Work to complete -> Pick out the lines below that contain the string "this" and copy them all.

Task data ->
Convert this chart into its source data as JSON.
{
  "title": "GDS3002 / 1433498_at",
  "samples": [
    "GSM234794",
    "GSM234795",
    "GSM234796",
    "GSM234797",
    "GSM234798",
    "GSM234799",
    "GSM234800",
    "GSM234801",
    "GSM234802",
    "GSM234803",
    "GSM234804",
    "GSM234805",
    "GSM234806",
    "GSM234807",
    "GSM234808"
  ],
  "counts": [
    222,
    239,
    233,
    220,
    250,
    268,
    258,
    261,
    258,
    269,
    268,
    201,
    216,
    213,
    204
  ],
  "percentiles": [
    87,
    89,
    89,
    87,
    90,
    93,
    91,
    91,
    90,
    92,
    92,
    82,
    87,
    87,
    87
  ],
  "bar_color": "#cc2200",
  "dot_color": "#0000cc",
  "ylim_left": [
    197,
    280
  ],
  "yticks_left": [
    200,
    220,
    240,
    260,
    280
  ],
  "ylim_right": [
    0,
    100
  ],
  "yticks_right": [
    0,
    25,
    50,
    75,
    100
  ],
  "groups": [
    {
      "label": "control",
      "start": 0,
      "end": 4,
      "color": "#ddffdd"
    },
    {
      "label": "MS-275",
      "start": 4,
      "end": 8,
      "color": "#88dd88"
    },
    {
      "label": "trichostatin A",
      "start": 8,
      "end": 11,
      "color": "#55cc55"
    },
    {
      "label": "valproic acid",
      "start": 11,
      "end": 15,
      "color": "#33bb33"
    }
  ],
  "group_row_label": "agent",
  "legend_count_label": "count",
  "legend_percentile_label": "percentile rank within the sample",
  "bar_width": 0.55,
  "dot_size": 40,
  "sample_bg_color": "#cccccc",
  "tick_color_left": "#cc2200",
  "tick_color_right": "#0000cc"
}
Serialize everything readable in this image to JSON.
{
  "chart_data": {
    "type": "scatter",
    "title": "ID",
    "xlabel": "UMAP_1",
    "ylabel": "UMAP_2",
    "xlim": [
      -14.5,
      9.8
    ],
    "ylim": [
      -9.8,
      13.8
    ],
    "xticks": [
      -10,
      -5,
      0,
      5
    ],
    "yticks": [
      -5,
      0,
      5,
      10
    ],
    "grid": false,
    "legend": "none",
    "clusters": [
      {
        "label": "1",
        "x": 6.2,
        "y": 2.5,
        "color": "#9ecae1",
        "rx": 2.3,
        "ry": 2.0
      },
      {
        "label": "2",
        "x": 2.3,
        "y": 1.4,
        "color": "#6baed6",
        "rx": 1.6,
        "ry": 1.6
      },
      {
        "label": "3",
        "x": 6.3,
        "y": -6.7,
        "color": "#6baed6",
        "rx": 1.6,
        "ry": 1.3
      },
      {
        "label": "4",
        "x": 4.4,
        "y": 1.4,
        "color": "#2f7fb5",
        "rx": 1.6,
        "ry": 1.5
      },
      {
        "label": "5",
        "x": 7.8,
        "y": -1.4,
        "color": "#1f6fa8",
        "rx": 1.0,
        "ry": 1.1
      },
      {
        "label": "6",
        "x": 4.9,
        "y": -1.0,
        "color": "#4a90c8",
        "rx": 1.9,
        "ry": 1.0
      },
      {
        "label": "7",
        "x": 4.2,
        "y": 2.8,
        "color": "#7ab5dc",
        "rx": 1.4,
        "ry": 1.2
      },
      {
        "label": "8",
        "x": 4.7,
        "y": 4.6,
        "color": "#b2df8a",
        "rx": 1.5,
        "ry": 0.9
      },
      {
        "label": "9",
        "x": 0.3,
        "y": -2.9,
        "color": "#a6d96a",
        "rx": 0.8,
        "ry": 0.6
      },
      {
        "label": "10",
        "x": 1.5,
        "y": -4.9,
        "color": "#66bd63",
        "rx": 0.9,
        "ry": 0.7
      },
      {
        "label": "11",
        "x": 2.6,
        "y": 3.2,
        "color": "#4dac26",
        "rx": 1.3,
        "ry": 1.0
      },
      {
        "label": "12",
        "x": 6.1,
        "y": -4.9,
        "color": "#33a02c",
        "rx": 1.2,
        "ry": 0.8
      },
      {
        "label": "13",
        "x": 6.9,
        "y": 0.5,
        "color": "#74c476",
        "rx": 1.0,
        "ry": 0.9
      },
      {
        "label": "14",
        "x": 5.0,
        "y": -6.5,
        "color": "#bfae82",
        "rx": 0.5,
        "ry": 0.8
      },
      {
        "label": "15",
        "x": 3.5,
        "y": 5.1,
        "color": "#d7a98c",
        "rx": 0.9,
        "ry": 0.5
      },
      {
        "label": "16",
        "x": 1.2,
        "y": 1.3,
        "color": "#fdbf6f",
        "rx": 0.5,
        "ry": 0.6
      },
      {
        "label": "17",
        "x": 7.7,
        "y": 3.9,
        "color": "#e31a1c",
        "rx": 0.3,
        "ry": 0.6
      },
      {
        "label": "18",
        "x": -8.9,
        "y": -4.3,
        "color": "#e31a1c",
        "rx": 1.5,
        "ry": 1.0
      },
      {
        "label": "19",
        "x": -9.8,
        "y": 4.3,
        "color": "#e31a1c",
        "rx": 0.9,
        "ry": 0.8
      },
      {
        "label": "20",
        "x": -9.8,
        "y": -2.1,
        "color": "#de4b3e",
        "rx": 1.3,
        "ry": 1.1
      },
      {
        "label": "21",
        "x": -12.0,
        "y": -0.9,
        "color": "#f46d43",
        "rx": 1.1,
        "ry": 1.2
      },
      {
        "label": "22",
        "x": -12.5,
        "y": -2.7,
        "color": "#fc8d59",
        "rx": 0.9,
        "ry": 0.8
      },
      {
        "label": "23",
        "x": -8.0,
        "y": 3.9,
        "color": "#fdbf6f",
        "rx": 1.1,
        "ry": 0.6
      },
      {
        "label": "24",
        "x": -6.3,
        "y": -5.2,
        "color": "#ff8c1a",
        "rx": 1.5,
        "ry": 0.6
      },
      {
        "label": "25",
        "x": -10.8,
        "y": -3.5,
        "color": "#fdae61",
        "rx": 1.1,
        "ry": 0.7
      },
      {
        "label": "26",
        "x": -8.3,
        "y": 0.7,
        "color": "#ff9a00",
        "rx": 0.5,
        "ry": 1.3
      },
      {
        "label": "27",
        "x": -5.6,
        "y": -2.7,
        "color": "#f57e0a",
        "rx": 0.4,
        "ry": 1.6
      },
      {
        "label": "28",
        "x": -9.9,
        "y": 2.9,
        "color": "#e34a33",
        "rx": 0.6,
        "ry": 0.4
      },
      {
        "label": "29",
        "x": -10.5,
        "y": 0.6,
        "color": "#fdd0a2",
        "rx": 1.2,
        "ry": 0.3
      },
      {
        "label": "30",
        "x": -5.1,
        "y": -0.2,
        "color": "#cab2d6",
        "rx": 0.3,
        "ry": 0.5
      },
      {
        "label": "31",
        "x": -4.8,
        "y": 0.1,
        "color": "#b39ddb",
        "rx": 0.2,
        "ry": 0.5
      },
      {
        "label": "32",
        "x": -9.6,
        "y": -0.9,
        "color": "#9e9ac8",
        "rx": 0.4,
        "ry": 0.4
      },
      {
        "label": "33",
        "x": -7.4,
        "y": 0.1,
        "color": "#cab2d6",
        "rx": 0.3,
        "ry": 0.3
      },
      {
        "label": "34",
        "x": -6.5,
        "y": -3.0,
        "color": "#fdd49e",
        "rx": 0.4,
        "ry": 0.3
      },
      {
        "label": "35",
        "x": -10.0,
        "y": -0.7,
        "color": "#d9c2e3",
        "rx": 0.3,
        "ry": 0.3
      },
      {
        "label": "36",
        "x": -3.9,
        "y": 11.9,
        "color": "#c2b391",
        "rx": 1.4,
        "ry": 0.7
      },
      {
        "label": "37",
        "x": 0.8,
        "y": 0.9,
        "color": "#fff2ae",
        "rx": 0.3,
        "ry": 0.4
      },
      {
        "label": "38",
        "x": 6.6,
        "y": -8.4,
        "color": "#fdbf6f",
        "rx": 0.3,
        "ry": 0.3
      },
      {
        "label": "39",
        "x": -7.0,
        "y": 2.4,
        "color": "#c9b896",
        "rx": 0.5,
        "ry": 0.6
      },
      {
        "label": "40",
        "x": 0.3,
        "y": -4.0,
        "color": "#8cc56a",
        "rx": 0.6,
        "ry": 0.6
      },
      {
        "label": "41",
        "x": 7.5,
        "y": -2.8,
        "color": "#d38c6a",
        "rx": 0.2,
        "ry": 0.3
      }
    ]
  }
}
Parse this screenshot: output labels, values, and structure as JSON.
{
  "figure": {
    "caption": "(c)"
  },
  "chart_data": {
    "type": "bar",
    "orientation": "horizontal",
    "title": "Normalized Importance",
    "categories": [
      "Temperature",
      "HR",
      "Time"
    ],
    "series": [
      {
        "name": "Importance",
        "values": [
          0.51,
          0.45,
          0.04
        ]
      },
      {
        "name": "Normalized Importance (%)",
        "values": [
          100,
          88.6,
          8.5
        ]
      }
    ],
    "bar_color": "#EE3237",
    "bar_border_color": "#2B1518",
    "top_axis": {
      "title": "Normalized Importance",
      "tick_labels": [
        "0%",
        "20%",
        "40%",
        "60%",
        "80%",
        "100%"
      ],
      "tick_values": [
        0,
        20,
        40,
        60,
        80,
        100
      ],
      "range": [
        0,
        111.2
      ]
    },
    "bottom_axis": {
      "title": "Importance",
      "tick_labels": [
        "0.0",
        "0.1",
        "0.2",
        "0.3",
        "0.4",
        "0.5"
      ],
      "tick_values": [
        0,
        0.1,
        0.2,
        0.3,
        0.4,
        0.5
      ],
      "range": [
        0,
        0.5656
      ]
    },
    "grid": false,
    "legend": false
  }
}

Task solution ->
Convert this chart into its source data as JSON.
Serialize everything readable in this image to JSON.
Parse this screenshot: output labels, values, and structure as JSON.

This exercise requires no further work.